=== AIM ===
Go over the entries below line by line, copying each one that contains the word "spożywczych".

Collected data entries:

________

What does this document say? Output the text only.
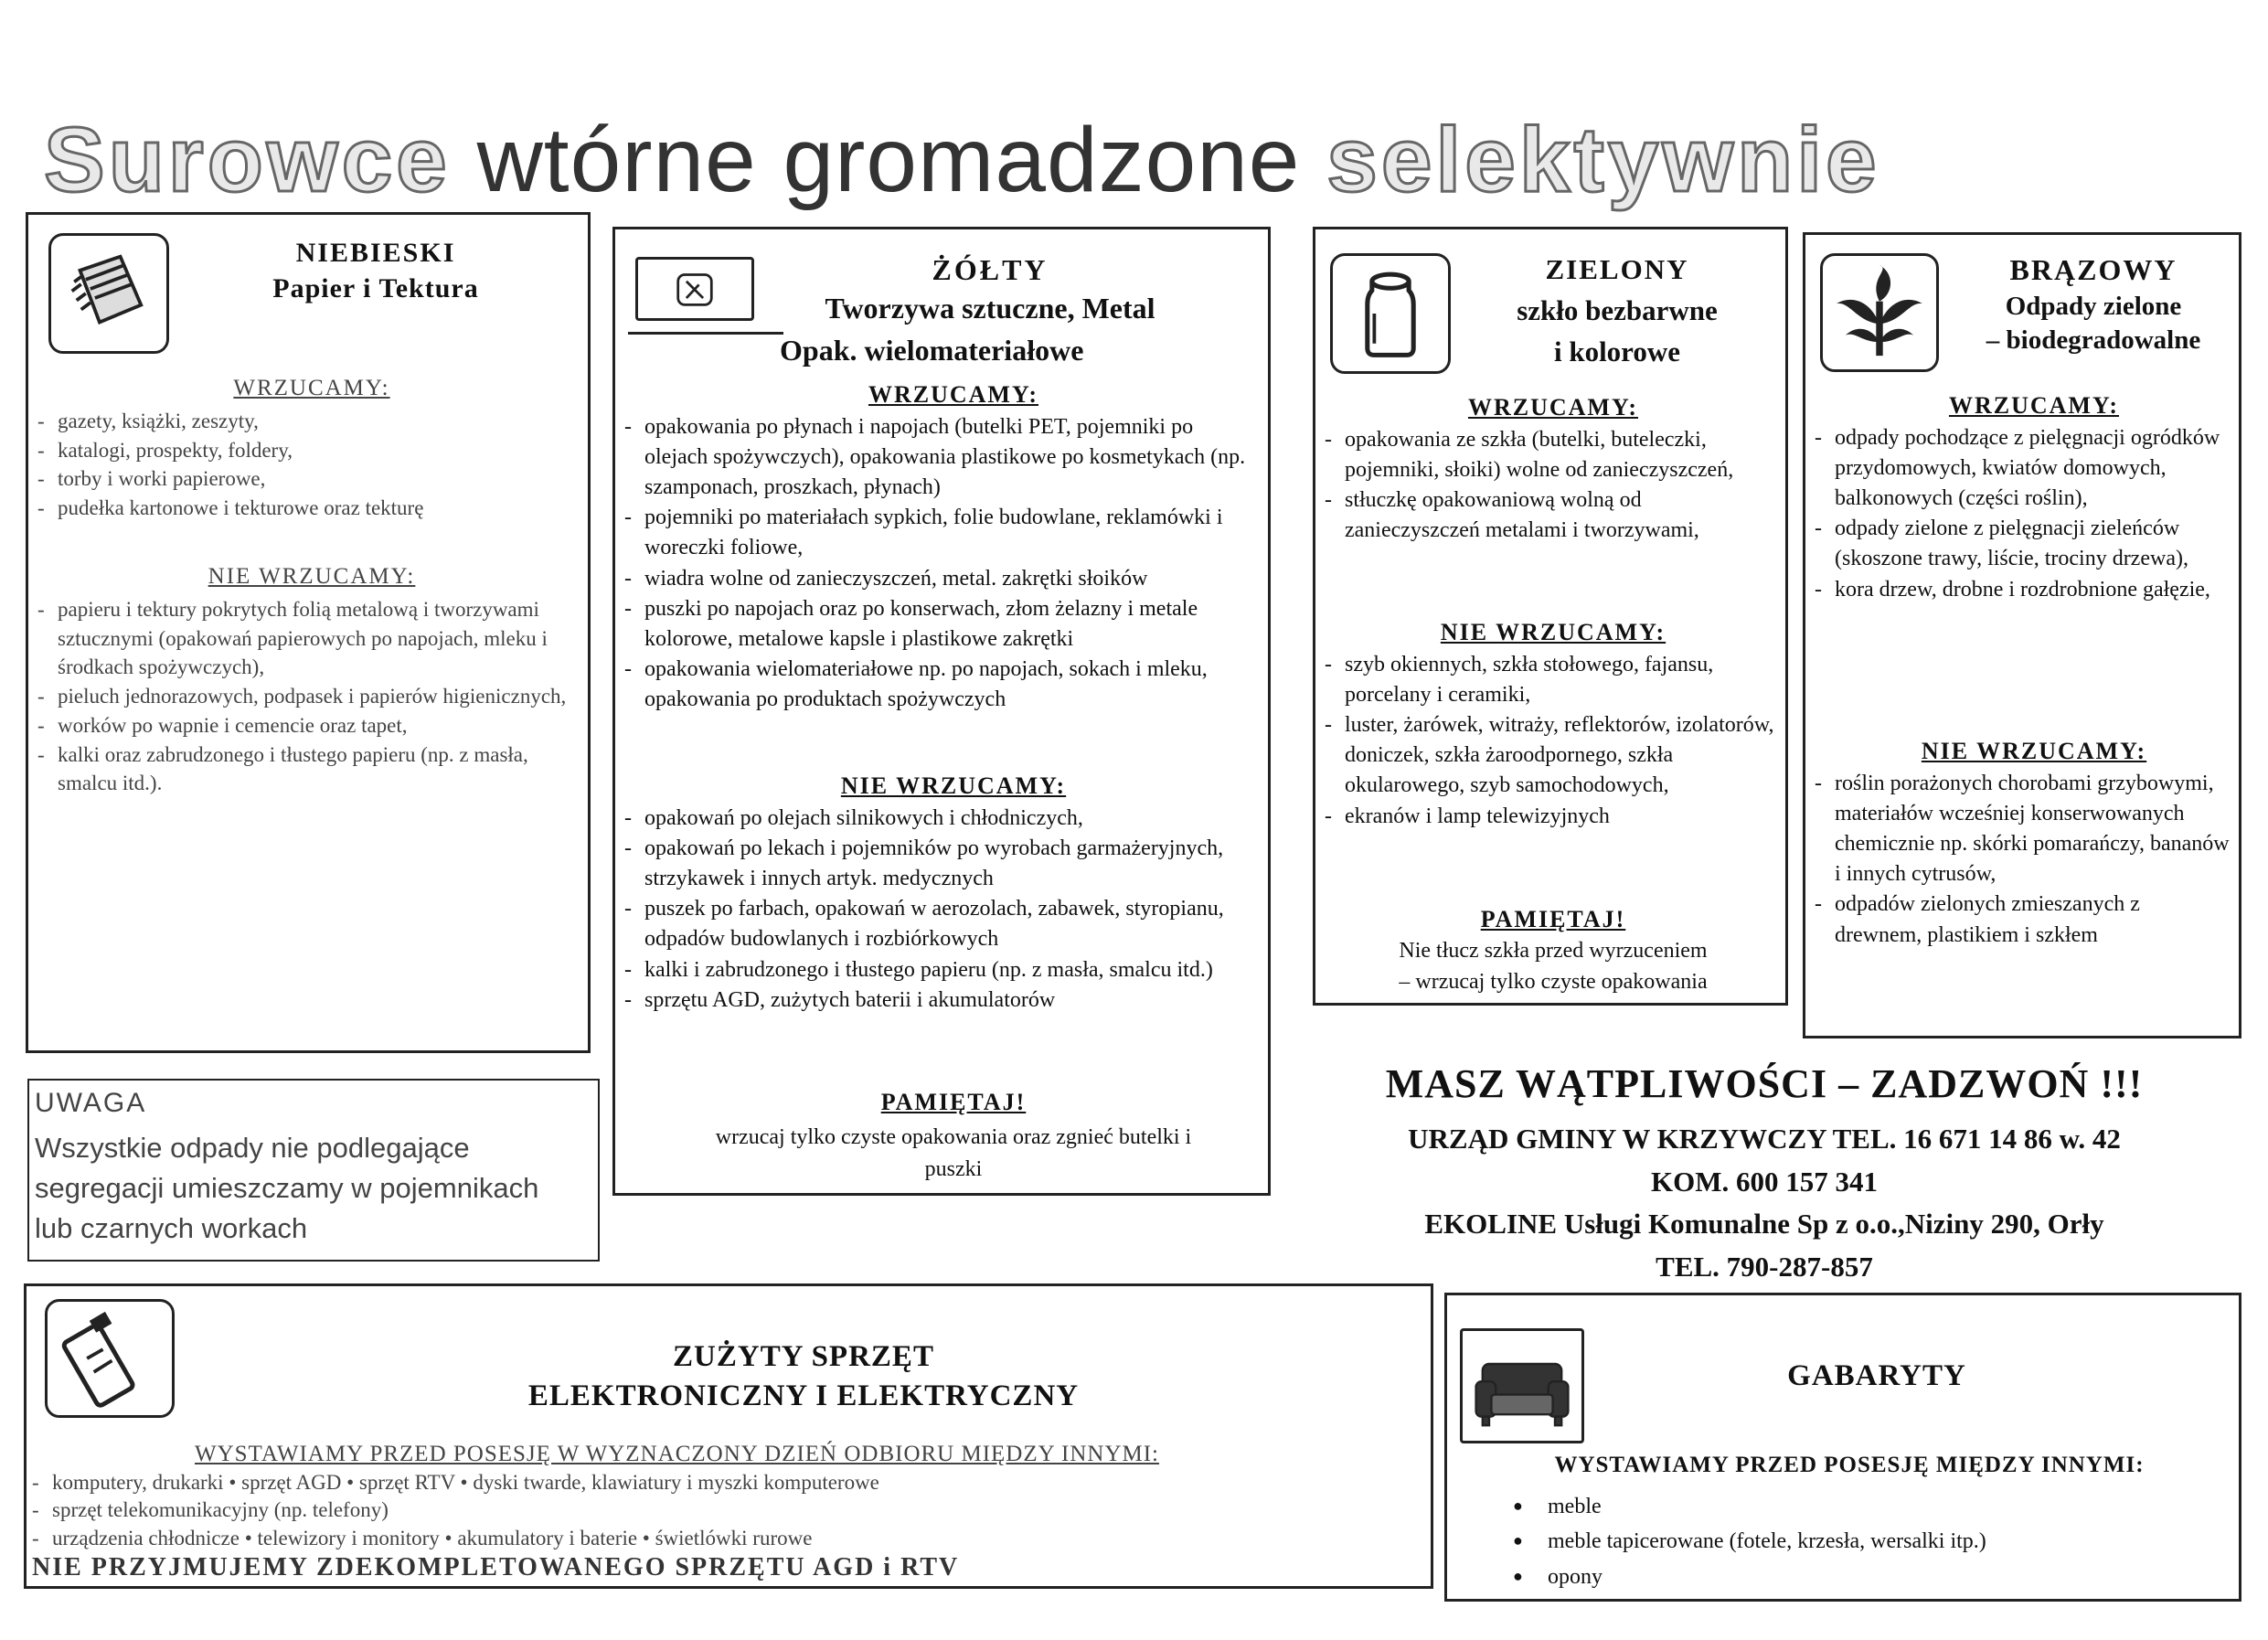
Surowce wtórne gromadzone selektywnie
NIEBIESKI
Papier i Tektura
WRZUCAMY:
- gazety, książki, zeszyty,
- katalogi, prospekty, foldery,
- torby i worki papierowe,
- pudełka kartonowe i tekturowe oraz tekturę
NIE WRZUCAMY:
- papieru i tektury pokrytych folią metalową i tworzywami sztucznymi (opakowań papierowych po napojach, mleku i środkach spożywczych),
- pieluch jednorazowych, podpasek i papierów higienicznych,
- worków po wapnie i cemencie oraz tapet,
- kalki oraz zabrudzonego i tłustego papieru (np. z masła, smalcu itd.).
ŻÓŁTY
Tworzywa sztuczne, Metal
Opak. wielomateriałowe
WRZUCAMY:
- opakowania po płynach i napojach (butelki PET, pojemniki po olejach spożywczych), opakowania plastikowe po kosmetykach (np. szamponach, proszkach, płynach)
- pojemniki po materiałach sypkich, folie budowlane, reklamówki i woreczki foliowe,
- wiadra wolne od zanieczyszczeń, metal. zakrętki słoików
- puszki po napojach oraz po konserwach, złom żelazny i metale kolorowe, metalowe kapsle i plastikowe zakrętki
- opakowania wielomateriałowe np. po napojach, sokach i mleku, opakowania po produktach spożywczych
NIE WRZUCAMY:
- opakowań po olejach silnikowych i chłodniczych,
- opakowań po lekach i pojemników po wyrobach garmażeryjnych, strzykawek i innych artyk. medycznych
- puszek po farbach, opakowań w aerozolach, zabawek, styropianu, odpadów budowlanych i rozbiórkowych
- kalki i zabrudzonego i tłustego papieru (np. z masła, smalcu itd.)
- sprzętu AGD, zużytych baterii i akumulatorów
PAMIĘTAJ!
wrzucaj tylko czyste opakowania oraz zgnieć butelki i puszki
ZIELONY
szkło bezbarwne
i kolorowe
WRZUCAMY:
- opakowania ze szkła (butelki, buteleczki, pojemniki, słoiki) wolne od zanieczyszczeń,
- stłuczkę opakowaniową wolną od zanieczyszczeń metalami i tworzywami,
NIE WRZUCAMY:
- szyb okiennych, szkła stołowego, fajansu, porcelany i ceramiki,
- luster, żarówek, witraży, reflektorów, izolatorów, doniczek, szkła żaroodpornego, szkła okularowego, szyb samochodowych,
- ekranów i lamp telewizyjnych
PAMIĘTAJ!
Nie tłucz szkła przed wyrzuceniem
– wrzucaj tylko czyste opakowania
BRĄZOWY
Odpady zielone
– biodegradowalne
WRZUCAMY:
- odpady pochodzące z pielęgnacji ogródków przydomowych, kwiatów domowych, balkonowych (części roślin),
- odpady zielone z pielęgnacji zieleńców (skoszone trawy, liście, trociny drzewa),
- kora drzew, drobne i rozdrobnione gałęzie,
NIE WRZUCAMY:
- roślin porażonych chorobami grzybowymi, materiałów wcześniej konserwowanych chemicznie np. skórki pomarańczy, bananów i innych cytrusów,
- odpadów zielonych zmieszanych z drewnem, plastikiem i szkłem
UWAGA
Wszystkie odpady nie podlegające segregacji umieszczamy w pojemnikach lub czarnych workach
MASZ WĄTPLIWOŚCI – ZADZWOŃ !!!
URZĄD GMINY W KRZYWCZY TEL. 16 671 14 86 w. 42
KOM. 600 157 341
EKOLINE Usługi Komunalne Sp z o.o.,Niziny 290, Orły
TEL. 790-287-857
ZUŻYTY SPRZĘT
ELEKTRONICZNY I ELEKTRYCZNY
WYSTAWIAMY PRZED POSESJĘ W WYZNACZONY DZIEŃ ODBIORU MIĘDZY INNYMI:
- komputery, drukarki • sprzęt AGD • sprzęt RTV • dyski twarde, klawiatury i myszki komputerowe
- sprzęt telekomunikacyjny (np. telefony)
- urządzenia chłodnicze • telewizory i monitory • akumulatory i baterie • świetlówki rurowe
NIE PRZYJMUJEMY ZDEKOMPLETOWANEGO SPRZĘTU AGD i RTV
GABARYTY
WYSTAWIAMY PRZED POSESJĘ MIĘDZY INNYMI:
● meble
● meble tapicerowane (fotele, krzesła, wersalki itp.)
● opony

________

=== FINAL RESULT ===
- papieru i tektury pokrytych folią metalową i tworzywami sztucznymi (opakowań papierowych po napojach, mleku i środkach spożywczych),
- opakowania po płynach i napojach (butelki PET, pojemniki po olejach spożywczych), opakowania plastikowe po kosmetykach (np. szamponach, proszkach, płynach)
- opakowania wielomateriałowe np. po napojach, sokach i mleku, opakowania po produktach spożywczych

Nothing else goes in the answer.